TASK TO CARRY OUT —
Every record that follows should be printed verbatim.

Extracted data entries —
⁂
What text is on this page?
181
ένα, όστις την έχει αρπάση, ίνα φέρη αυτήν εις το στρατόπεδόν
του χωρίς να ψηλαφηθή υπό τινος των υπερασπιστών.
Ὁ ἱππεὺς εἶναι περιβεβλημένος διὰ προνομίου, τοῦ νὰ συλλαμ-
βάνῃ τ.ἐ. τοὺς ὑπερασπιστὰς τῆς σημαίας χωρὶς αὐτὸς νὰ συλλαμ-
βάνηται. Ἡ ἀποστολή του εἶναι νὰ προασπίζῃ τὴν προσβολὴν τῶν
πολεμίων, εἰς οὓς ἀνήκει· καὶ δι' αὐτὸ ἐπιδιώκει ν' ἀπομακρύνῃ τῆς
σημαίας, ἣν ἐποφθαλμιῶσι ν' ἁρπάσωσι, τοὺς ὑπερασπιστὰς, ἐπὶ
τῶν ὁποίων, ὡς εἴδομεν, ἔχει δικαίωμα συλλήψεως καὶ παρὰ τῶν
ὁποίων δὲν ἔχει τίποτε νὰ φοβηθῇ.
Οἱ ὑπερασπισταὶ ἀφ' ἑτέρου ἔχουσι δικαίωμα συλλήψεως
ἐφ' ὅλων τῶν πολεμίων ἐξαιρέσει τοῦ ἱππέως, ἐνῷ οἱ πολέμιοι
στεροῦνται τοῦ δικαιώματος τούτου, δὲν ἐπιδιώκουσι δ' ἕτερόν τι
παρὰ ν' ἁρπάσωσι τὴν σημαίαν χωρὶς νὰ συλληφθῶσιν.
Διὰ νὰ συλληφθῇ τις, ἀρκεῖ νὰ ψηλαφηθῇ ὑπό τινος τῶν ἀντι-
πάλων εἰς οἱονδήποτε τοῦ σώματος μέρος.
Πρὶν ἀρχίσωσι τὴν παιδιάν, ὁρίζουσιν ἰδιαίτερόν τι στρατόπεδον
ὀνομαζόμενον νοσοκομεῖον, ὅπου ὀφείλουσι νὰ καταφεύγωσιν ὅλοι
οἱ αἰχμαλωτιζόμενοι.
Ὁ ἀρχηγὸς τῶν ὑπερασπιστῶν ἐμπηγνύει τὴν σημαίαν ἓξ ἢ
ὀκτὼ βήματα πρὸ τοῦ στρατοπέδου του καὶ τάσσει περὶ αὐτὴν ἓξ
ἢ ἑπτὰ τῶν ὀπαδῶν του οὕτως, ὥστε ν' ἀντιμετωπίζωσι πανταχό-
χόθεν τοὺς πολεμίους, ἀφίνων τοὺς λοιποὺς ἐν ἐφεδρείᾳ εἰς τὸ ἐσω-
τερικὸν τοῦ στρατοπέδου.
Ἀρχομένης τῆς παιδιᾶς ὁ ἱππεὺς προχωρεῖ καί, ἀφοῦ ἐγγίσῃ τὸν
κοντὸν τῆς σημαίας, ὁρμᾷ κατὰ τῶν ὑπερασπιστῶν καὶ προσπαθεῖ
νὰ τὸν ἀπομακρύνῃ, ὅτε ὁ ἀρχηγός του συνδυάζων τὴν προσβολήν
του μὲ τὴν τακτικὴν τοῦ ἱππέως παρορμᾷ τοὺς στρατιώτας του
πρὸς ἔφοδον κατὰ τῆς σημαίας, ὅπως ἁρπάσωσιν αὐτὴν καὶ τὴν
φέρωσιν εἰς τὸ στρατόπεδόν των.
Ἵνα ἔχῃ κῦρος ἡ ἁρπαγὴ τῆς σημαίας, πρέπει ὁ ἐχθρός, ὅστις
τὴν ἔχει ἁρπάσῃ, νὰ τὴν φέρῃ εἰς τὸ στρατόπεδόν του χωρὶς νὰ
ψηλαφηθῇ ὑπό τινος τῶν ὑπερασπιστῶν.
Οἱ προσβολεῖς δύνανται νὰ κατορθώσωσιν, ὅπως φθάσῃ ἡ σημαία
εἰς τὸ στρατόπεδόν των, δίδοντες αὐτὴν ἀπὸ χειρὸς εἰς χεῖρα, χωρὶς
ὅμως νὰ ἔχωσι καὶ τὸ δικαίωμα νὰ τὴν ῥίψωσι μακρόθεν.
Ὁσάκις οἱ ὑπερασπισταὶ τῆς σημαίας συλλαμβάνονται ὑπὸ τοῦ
⁂
FINISHED TASK —
What text is on this page?
181
ένα, όστις την έχει αρπάση, ίνα φέρη αυτήν εις το στρατόπεδόν
του χωρίς να ψηλαφηθή υπό τινος των υπερασπιστών.
Ὁ ἱππεὺς εἶναι περιβεβλημένος διὰ προνομίου, τοῦ νὰ συλλαμ-
βάνῃ τ.ἐ. τοὺς ὑπερασπιστὰς τῆς σημαίας χωρὶς αὐτὸς νὰ συλλαμ-
βάνηται. Ἡ ἀποστολή του εἶναι νὰ προασπίζῃ τὴν προσβολὴν τῶν
πολεμίων, εἰς οὓς ἀνήκει· καὶ δι' αὐτὸ ἐπιδιώκει ν' ἀπομακρύνῃ τῆς
σημαίας, ἣν ἐποφθαλμιῶσι ν' ἁρπάσωσι, τοὺς ὑπερασπιστὰς, ἐπὶ
τῶν ὁποίων, ὡς εἴδομεν, ἔχει δικαίωμα συλλήψεως καὶ παρὰ τῶν
ὁποίων δὲν ἔχει τίποτε νὰ φοβηθῇ.
Οἱ ὑπερασπισταὶ ἀφ' ἑτέρου ἔχουσι δικαίωμα συλλήψεως
ἐφ' ὅλων τῶν πολεμίων ἐξαιρέσει τοῦ ἱππέως, ἐνῷ οἱ πολέμιοι
στεροῦνται τοῦ δικαιώματος τούτου, δὲν ἐπιδιώκουσι δ' ἕτερόν τι
παρὰ ν' ἁρπάσωσι τὴν σημαίαν χωρὶς νὰ συλληφθῶσιν.
Διὰ νὰ συλληφθῇ τις, ἀρκεῖ νὰ ψηλαφηθῇ ὑπό τινος τῶν ἀντι-
πάλων εἰς οἱονδήποτε τοῦ σώματος μέρος.
Πρὶν ἀρχίσωσι τὴν παιδιάν, ὁρίζουσιν ἰδιαίτερόν τι στρατόπεδον
ὀνομαζόμενον νοσοκομεῖον, ὅπου ὀφείλουσι νὰ καταφεύγωσιν ὅλοι
οἱ αἰχμαλωτιζόμενοι.
Ὁ ἀρχηγὸς τῶν ὑπερασπιστῶν ἐμπηγνύει τὴν σημαίαν ἓξ ἢ
ὀκτὼ βήματα πρὸ τοῦ στρατοπέδου του καὶ τάσσει περὶ αὐτὴν ἓξ
ἢ ἑπτὰ τῶν ὀπαδῶν του οὕτως, ὥστε ν' ἀντιμετωπίζωσι πανταχό-
χόθεν τοὺς πολεμίους, ἀφίνων τοὺς λοιποὺς ἐν ἐφεδρείᾳ εἰς τὸ ἐσω-
τερικὸν τοῦ στρατοπέδου.
Ἀρχομένης τῆς παιδιᾶς ὁ ἱππεὺς προχωρεῖ καί, ἀφοῦ ἐγγίσῃ τὸν
κοντὸν τῆς σημαίας, ὁρμᾷ κατὰ τῶν ὑπερασπιστῶν καὶ προσπαθεῖ
νὰ τὸν ἀπομακρύνῃ, ὅτε ὁ ἀρχηγός του συνδυάζων τὴν προσβολήν
του μὲ τὴν τακτικὴν τοῦ ἱππέως παρορμᾷ τοὺς στρατιώτας του
πρὸς ἔφοδον κατὰ τῆς σημαίας, ὅπως ἁρπάσωσιν αὐτὴν καὶ τὴν
φέρωσιν εἰς τὸ στρατόπεδόν των.
Ἵνα ἔχῃ κῦρος ἡ ἁρπαγὴ τῆς σημαίας, πρέπει ὁ ἐχθρός, ὅστις
τὴν ἔχει ἁρπάσῃ, νὰ τὴν φέρῃ εἰς τὸ στρατόπεδόν του χωρὶς νὰ
ψηλαφηθῇ ὑπό τινος τῶν ὑπερασπιστῶν.
Οἱ προσβολεῖς δύνανται νὰ κατορθώσωσιν, ὅπως φθάσῃ ἡ σημαία
εἰς τὸ στρατόπεδόν των, δίδοντες αὐτὴν ἀπὸ χειρὸς εἰς χεῖρα, χωρὶς
ὅμως νὰ ἔχωσι καὶ τὸ δικαίωμα νὰ τὴν ῥίψωσι μακρόθεν.
Ὁσάκις οἱ ὑπερασπισταὶ τῆς σημαίας συλλαμβάνονται ὑπὸ τοῦ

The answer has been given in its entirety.